--- start SOURCE DATA ---
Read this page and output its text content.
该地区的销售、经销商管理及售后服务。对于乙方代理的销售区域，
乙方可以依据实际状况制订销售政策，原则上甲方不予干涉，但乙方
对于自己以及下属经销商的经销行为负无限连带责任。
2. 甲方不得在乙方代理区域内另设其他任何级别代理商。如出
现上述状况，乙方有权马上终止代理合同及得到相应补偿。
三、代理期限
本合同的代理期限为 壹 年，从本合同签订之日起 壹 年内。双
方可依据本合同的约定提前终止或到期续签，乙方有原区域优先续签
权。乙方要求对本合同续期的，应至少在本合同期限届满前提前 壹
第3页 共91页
--- end SOURCE DATA ---
**EXERCISE DESCRIPTION:** Your task is to print the whole listing again exactly.

**SOLUTION FOR THIS PROBLEM:**
Read this page and output its text content.
该地区的销售、经销商管理及售后服务。对于乙方代理的销售区域，
乙方可以依据实际状况制订销售政策，原则上甲方不予干涉，但乙方
对于自己以及下属经销商的经销行为负无限连带责任。
2. 甲方不得在乙方代理区域内另设其他任何级别代理商。如出
现上述状况，乙方有权马上终止代理合同及得到相应补偿。
三、代理期限
本合同的代理期限为 壹 年，从本合同签订之日起 壹 年内。双
方可依据本合同的约定提前终止或到期续签，乙方有原区域优先续签
权。乙方要求对本合同续期的，应至少在本合同期限届满前提前 壹
第3页 共91页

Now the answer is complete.